**WRITTEN TASK:** Every line of the records below should be restated exactly.

**EXERCISE MATERIALS:**
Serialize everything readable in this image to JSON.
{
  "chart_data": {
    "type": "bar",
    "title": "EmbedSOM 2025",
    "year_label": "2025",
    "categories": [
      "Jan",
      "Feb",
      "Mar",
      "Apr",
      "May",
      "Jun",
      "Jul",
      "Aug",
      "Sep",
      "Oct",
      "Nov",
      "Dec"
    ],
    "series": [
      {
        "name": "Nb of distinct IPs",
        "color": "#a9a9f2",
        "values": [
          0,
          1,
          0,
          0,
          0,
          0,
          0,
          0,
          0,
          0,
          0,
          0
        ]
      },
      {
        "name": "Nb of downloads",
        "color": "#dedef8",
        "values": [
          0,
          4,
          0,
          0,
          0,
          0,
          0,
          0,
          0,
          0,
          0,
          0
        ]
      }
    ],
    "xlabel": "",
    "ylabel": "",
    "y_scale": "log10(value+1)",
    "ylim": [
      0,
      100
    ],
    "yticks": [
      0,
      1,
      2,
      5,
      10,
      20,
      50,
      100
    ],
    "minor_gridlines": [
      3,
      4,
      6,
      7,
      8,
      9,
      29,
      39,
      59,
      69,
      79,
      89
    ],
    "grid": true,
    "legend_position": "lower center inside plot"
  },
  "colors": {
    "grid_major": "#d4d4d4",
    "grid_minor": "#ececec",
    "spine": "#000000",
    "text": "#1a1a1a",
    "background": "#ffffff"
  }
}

**RESULT FOR THIS TASK:**
Serialize everything readable in this image to JSON.
{
  "chart_data": {
    "type": "bar",
    "title": "EmbedSOM 2025",
    "year_label": "2025",
    "categories": [
      "Jan",
      "Feb",
      "Mar",
      "Apr",
      "May",
      "Jun",
      "Jul",
      "Aug",
      "Sep",
      "Oct",
      "Nov",
      "Dec"
    ],
    "series": [
      {
        "name": "Nb of distinct IPs",
        "color": "#a9a9f2",
        "values": [
          0,
          1,
          0,
          0,
          0,
          0,
          0,
          0,
          0,
          0,
          0,
          0
        ]
      },
      {
        "name": "Nb of downloads",
        "color": "#dedef8",
        "values": [
          0,
          4,
          0,
          0,
          0,
          0,
          0,
          0,
          0,
          0,
          0,
          0
        ]
      }
    ],
    "xlabel": "",
    "ylabel": "",
    "y_scale": "log10(value+1)",
    "ylim": [
      0,
      100
    ],
    "yticks": [
      0,
      1,
      2,
      5,
      10,
      20,
      50,
      100
    ],
    "minor_gridlines": [
      3,
      4,
      6,
      7,
      8,
      9,
      29,
      39,
      59,
      69,
      79,
      89
    ],
    "grid": true,
    "legend_position": "lower center inside plot"
  },
  "colors": {
    "grid_major": "#d4d4d4",
    "grid_minor": "#ececec",
    "spine": "#000000",
    "text": "#1a1a1a",
    "background": "#ffffff"
  }
}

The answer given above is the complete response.